** Start **
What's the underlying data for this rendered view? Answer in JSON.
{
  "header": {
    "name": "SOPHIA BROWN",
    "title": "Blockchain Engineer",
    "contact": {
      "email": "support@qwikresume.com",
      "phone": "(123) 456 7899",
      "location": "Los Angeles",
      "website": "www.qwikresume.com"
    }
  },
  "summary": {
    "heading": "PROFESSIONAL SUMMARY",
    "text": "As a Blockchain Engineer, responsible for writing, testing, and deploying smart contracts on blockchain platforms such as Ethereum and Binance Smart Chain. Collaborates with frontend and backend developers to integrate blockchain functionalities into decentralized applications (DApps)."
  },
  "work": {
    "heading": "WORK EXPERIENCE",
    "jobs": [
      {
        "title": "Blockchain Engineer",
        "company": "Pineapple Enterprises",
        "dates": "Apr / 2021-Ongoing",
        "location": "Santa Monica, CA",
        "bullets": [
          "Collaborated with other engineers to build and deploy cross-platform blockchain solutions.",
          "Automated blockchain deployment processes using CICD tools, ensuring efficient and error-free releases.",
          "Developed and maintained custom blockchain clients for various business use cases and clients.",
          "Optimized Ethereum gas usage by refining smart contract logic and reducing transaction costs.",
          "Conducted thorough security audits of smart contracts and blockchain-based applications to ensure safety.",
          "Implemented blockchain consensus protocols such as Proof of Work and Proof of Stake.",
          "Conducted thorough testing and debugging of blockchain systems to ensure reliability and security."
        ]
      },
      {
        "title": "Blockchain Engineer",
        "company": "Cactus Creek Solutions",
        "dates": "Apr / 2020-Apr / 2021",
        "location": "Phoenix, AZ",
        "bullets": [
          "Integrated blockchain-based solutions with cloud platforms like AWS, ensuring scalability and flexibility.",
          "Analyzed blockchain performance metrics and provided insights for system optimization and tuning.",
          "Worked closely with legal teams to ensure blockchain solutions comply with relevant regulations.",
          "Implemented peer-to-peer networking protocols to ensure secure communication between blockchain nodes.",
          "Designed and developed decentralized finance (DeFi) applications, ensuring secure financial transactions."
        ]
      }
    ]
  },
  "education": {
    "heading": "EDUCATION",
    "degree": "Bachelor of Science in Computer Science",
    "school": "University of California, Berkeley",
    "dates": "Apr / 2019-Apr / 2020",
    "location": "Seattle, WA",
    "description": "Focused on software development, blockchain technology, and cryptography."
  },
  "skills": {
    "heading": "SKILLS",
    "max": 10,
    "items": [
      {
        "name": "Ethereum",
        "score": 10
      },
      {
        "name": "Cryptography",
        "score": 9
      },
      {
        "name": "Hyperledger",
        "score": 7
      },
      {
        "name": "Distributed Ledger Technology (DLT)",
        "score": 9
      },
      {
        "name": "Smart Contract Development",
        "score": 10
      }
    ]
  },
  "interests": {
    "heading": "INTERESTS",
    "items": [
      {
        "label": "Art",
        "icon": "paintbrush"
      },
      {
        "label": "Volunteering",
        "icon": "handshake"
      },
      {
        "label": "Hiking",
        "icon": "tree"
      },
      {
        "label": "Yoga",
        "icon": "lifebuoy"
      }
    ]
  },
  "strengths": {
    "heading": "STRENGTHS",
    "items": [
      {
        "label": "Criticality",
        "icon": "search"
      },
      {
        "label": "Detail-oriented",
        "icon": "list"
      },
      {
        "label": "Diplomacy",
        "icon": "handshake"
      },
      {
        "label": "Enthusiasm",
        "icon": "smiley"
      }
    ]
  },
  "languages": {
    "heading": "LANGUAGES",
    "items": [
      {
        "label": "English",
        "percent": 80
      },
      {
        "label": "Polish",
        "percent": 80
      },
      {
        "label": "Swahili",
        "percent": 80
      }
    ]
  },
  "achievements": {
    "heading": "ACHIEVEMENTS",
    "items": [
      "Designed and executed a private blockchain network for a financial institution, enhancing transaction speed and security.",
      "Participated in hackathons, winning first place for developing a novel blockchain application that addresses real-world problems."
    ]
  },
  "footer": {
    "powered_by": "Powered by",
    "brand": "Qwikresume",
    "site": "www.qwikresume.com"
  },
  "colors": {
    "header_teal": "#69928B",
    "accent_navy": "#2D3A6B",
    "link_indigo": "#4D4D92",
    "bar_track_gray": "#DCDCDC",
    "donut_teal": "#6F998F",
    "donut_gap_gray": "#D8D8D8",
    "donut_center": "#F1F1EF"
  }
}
** End **
**TASK INSTRUCTIONS:**
Return each line of the listing that holds the string "ensuring".

**TASK OUTPUT:**
          "Automated blockchain deployment processes using CICD tools, ensuring efficient and error-free releases.",
          "Integrated blockchain-based solutions with cloud platforms like AWS, ensuring scalability and flexibility.",
          "Designed and developed decentralized finance (DeFi) applications, ensuring secure financial transactions."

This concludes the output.